Так как же ты, грязная сволочь, посмел обращаться к нам, смердить наш чистый воздух?
Не в предчувствии ли голодной зимы, не в предчувствии ли взрыва народного гнева, не в предчувствии ли окончательного разгрома фашистских полчищ ты жалобно запищал, как загнанная крыса?
Короток наш разговор.
Сунешься с моря - ответим морем свинца!
Сунешься с земли - взлетишь на воздух!
Сунешься с воздуха - вгоним в землю!
Красная Армия бьет вас с востока, Англия и Америка - с севера, и не пеняй, смрадный иуда, когда на твое приглашение мы - героические защитники Ханко двинем с юга!
Мы придем мстить. И месть эта будет беспощадна!
До встречи, барон!
Гарнизон Советского Ханко
Месяц октябрь, число 10, год 1941".
Ко второй половине октября положение гарнизона Ханко стало опасным Выход немецко-фашистских войск к побережью Финского залива у Стрельны и надвигающаяся зима могли привести к полному нарушению связи с островом. Поэтому командование Ленинградского фронта, считая, что героические защитники Ханко выполнили свою задачу, длительное время сковывая значительные силы финнов, по согласованию со Ставкой приняло решение осуществить эвакуацию гарнизона.
Это успешно выполнил Краснознаменный Балтийский флот. Одним рейсом боевые корабли и пассажирские теплоходы перевезли весь гарнизон Ханко в Ленинград
Моряки были сведены в бригаду морской пехоты. Командиром бригады назначили бывшего начальника гарнизона Ханко генерала Н П Симоняка Бригада героически сражалась под Ленинградом Впоследствии Н. П Симоняк командовал 30-м гвардейским стрелковым корпусом.
Октябрь подходил к концу. Я продолжал временно исполнять должность командующего Ленинградским фронтом. Откровенно сказать, на этом ответственном посту чувствовал себя не совсем ладно.
Однажды позвонил генералу Василевскому и высказал все, что меня волновало.
- Вы поймите меня правильно, - говорил я. - Мне всего два месяца назад присвоили генеральское звание, а я занимаю такую высокую должность. В то же время бывший начальник штаба фронта генерал-лейтенант Хозин, который, безусловно, опытнее меня, командует 54-й армией и находится у меня в подчинении. Мне кажется, что это не совсем удобно. Тем более что в свое время он командовал дивизией, в которой я служил командиром батальона.

━━━━━━━━

| Краткое задание |
Определите, согласуется ли с исходным текстом каждое утверждение: (а) весь гарнизон Ханко перевезли в Ленинград за один рейс; (б) командиром бригады морской пехоты назначили генерал-лейтенанта Хозина; (в) генеральское звание рассказчику присвоили за год до описанных событий. Для каждого ответьте «да» или «нет» и дословно приведите решающие слова текста. Записи представляют собой отдельный материал и к исходному тексту не относятся.

━━━━━━━━

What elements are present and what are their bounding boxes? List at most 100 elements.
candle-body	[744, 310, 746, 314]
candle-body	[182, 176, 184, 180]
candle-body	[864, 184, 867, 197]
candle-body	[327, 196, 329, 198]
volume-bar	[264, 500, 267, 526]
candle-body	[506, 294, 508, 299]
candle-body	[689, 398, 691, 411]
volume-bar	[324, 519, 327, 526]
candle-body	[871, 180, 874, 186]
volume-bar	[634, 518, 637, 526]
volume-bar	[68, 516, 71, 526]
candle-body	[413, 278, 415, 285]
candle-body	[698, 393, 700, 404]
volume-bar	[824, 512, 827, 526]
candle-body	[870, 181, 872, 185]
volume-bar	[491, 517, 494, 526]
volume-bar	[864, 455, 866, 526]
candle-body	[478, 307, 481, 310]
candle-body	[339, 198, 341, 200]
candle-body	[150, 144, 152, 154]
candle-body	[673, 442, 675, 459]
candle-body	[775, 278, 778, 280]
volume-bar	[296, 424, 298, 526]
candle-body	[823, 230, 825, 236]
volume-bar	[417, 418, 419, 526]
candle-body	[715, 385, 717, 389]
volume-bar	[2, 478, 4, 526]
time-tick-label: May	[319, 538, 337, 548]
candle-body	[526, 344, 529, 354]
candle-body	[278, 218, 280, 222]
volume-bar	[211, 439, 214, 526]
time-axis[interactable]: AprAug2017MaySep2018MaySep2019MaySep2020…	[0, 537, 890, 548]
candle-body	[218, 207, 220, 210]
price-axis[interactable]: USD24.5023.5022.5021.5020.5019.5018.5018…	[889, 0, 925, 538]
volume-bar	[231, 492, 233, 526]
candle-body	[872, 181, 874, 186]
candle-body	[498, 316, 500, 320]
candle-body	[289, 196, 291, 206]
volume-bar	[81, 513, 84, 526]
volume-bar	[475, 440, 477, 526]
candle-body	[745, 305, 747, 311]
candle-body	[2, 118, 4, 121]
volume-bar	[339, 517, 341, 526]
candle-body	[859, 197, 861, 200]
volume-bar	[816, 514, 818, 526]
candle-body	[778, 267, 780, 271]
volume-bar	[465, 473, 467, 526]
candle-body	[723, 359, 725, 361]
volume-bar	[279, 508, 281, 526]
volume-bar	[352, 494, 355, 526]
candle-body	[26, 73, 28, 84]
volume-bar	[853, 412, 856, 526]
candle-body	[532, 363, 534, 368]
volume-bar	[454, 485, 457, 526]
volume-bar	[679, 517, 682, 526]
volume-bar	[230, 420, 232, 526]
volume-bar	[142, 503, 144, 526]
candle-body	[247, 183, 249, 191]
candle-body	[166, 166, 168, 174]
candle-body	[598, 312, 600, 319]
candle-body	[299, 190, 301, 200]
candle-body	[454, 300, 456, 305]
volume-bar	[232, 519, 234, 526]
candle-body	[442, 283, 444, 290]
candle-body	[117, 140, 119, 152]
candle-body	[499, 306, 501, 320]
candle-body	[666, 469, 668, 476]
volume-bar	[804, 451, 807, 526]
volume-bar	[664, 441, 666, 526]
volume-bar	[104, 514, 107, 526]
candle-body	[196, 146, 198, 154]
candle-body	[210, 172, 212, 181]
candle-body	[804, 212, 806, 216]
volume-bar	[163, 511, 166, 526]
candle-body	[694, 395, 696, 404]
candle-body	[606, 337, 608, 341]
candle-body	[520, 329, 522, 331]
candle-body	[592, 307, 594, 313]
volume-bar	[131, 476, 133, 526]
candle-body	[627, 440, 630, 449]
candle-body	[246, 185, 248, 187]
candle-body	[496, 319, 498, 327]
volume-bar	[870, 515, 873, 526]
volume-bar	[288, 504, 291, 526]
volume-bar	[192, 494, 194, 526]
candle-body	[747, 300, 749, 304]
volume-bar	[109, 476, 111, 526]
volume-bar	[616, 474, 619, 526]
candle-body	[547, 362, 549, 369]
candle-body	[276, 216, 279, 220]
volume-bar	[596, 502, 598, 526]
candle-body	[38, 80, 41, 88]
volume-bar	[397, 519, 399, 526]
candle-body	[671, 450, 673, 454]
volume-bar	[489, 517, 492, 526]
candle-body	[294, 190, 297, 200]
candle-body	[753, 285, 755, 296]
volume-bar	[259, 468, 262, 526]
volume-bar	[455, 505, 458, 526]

━━━━━━━━

| Ответ на задание |
(а) Да: «Одним рейсом боевые корабли и пассажирские теплоходы перевезли весь гарнизон Ханко в Ленинград».
(б) Нет: «Командиром бригады назначили бывшего начальника гарнизона Ханко».
(в) Нет: «Мне всего два месяца назад присвоили генеральское звание».